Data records
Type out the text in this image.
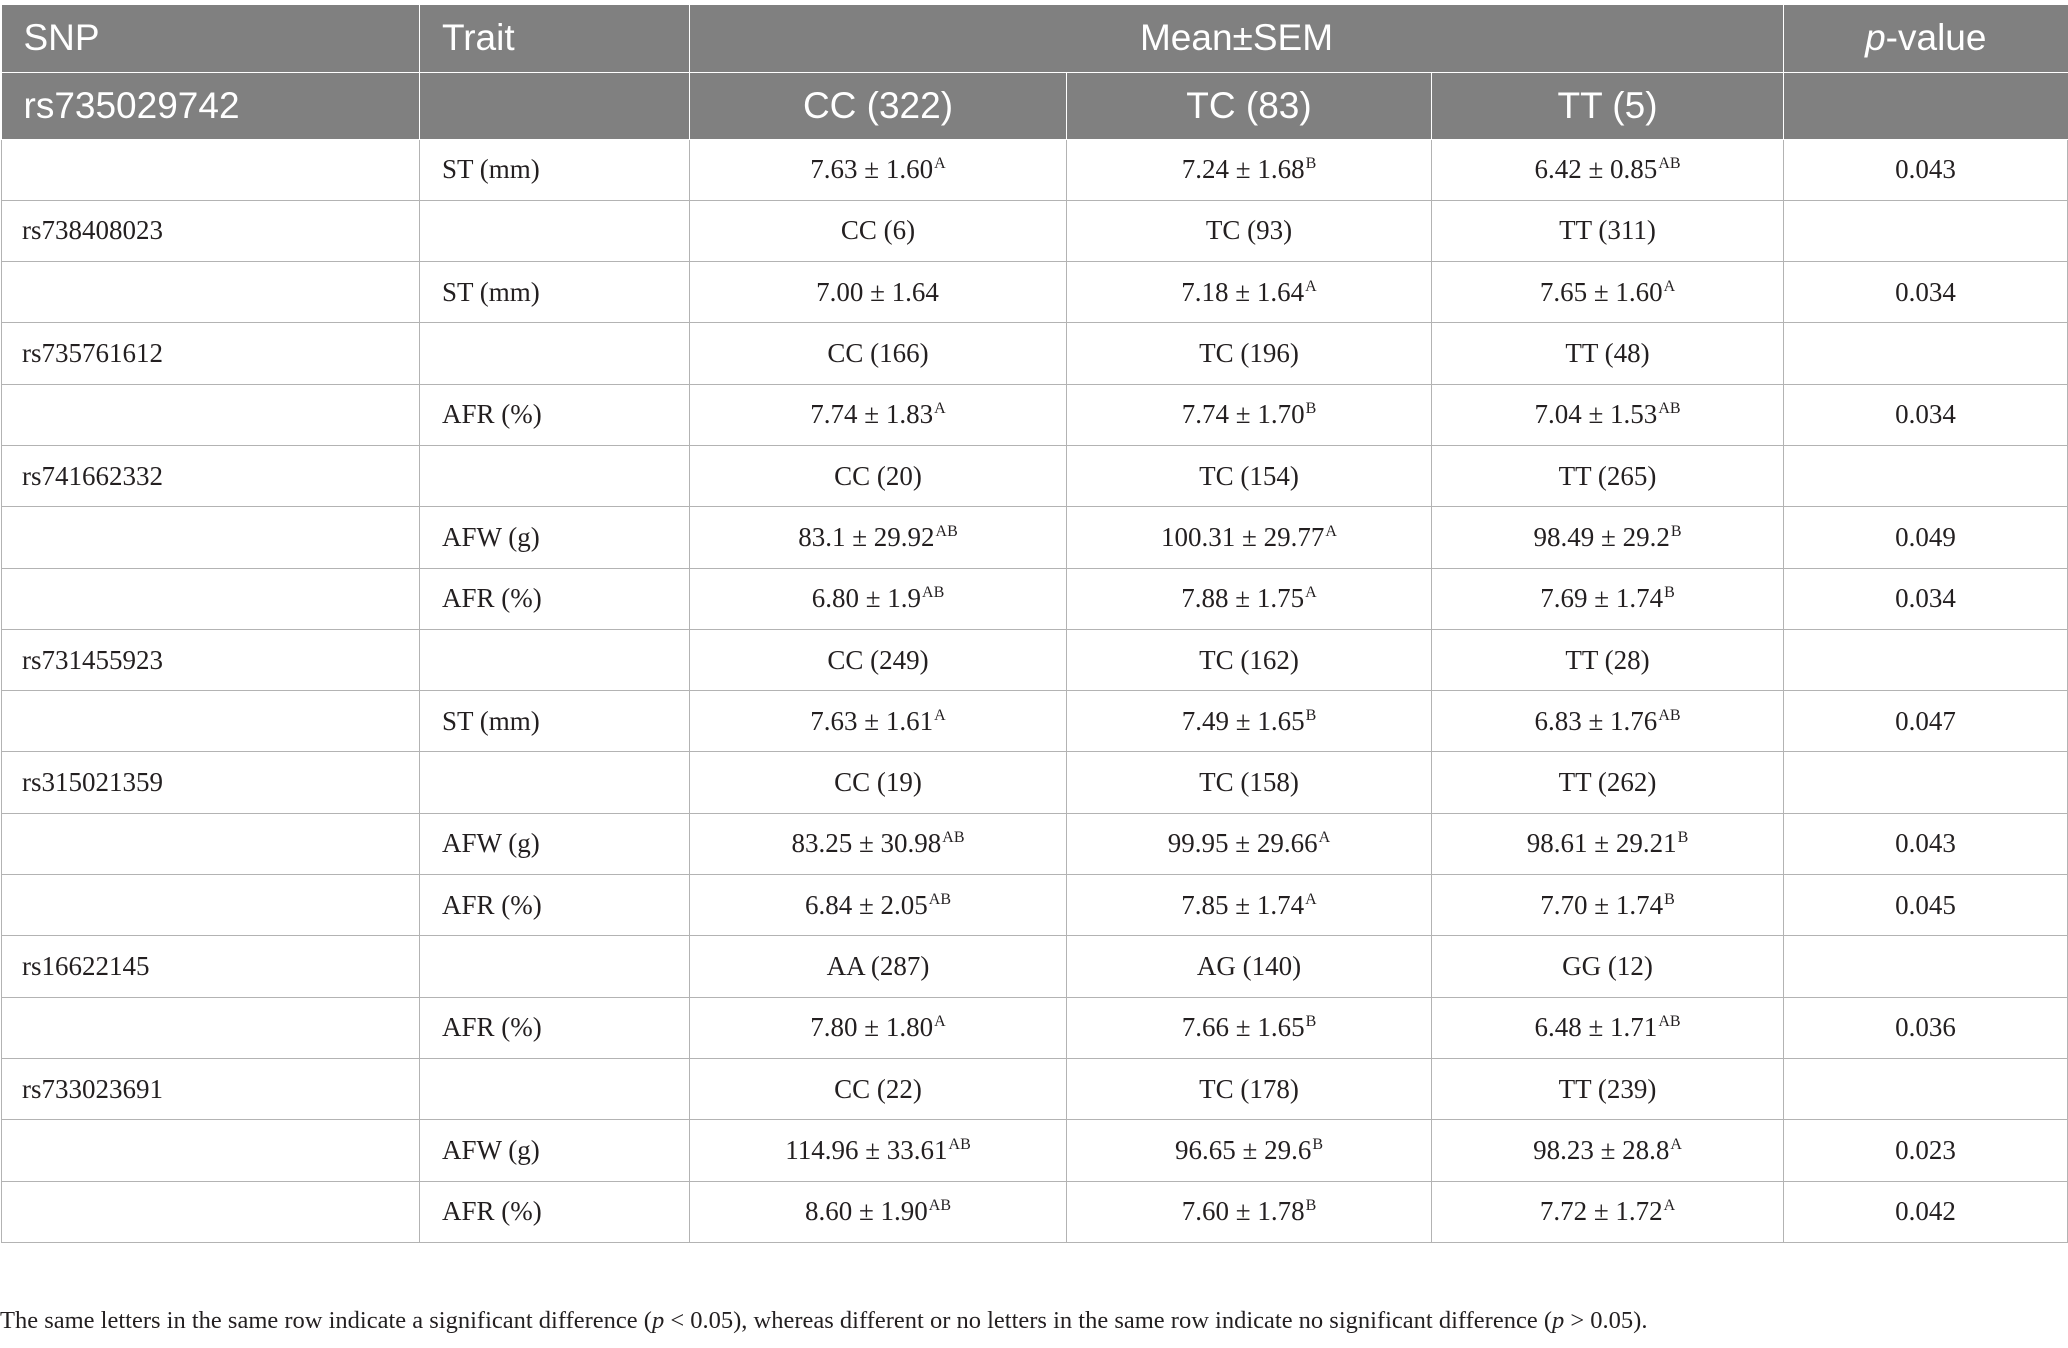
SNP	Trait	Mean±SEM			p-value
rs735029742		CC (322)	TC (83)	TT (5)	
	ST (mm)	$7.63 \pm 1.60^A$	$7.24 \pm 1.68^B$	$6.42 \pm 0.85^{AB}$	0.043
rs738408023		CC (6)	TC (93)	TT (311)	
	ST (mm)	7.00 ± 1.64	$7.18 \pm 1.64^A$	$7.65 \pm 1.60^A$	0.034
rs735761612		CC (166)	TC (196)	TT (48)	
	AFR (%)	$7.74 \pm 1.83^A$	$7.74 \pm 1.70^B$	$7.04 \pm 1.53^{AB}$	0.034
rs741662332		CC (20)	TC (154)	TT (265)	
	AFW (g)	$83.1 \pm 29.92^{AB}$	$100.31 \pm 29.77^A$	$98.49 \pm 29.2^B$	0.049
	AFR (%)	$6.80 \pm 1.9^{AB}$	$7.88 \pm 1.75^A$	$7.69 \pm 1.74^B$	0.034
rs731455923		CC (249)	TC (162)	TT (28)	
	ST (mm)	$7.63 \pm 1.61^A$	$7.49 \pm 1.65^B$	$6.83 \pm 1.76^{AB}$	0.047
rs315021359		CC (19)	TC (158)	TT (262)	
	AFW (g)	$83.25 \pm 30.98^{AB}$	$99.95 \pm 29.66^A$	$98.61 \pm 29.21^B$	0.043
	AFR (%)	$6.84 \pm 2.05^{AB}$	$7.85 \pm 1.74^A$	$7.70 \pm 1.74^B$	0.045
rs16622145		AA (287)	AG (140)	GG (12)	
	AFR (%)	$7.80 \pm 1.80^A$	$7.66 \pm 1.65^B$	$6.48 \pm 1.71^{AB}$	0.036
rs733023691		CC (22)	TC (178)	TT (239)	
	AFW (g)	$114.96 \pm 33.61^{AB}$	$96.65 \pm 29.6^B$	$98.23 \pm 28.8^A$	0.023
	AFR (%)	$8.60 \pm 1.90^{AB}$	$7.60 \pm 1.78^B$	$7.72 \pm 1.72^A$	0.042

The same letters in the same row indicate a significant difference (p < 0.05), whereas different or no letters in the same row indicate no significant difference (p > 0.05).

## WHAT IS ASKED:
Using the data above, print every line exactly, omitting pictures.

## OUTPUT BELOW:
Type out the text in this image.
SNP	Trait	Mean±SEM			p-value
rs735029742		CC (322)	TC (83)	TT (5)	
	ST (mm)	$7.63 \pm 1.60^A$	$7.24 \pm 1.68^B$	$6.42 \pm 0.85^{AB}$	0.043
rs738408023		CC (6)	TC (93)	TT (311)	
	ST (mm)	7.00 ± 1.64	$7.18 \pm 1.64^A$	$7.65 \pm 1.60^A$	0.034
rs735761612		CC (166)	TC (196)	TT (48)	
	AFR (%)	$7.74 \pm 1.83^A$	$7.74 \pm 1.70^B$	$7.04 \pm 1.53^{AB}$	0.034
rs741662332		CC (20)	TC (154)	TT (265)	
	AFW (g)	$83.1 \pm 29.92^{AB}$	$100.31 \pm 29.77^A$	$98.49 \pm 29.2^B$	0.049
	AFR (%)	$6.80 \pm 1.9^{AB}$	$7.88 \pm 1.75^A$	$7.69 \pm 1.74^B$	0.034
rs731455923		CC (249)	TC (162)	TT (28)	
	ST (mm)	$7.63 \pm 1.61^A$	$7.49 \pm 1.65^B$	$6.83 \pm 1.76^{AB}$	0.047
rs315021359		CC (19)	TC (158)	TT (262)	
	AFW (g)	$83.25 \pm 30.98^{AB}$	$99.95 \pm 29.66^A$	$98.61 \pm 29.21^B$	0.043
	AFR (%)	$6.84 \pm 2.05^{AB}$	$7.85 \pm 1.74^A$	$7.70 \pm 1.74^B$	0.045
rs16622145		AA (287)	AG (140)	GG (12)	
	AFR (%)	$7.80 \pm 1.80^A$	$7.66 \pm 1.65^B$	$6.48 \pm 1.71^{AB}$	0.036
rs733023691		CC (22)	TC (178)	TT (239)	
	AFW (g)	$114.96 \pm 33.61^{AB}$	$96.65 \pm 29.6^B$	$98.23 \pm 28.8^A$	0.023
	AFR (%)	$8.60 \pm 1.90^{AB}$	$7.60 \pm 1.78^B$	$7.72 \pm 1.72^A$	0.042

The same letters in the same row indicate a significant difference (p < 0.05), whereas different or no letters in the same row indicate no significant difference (p > 0.05).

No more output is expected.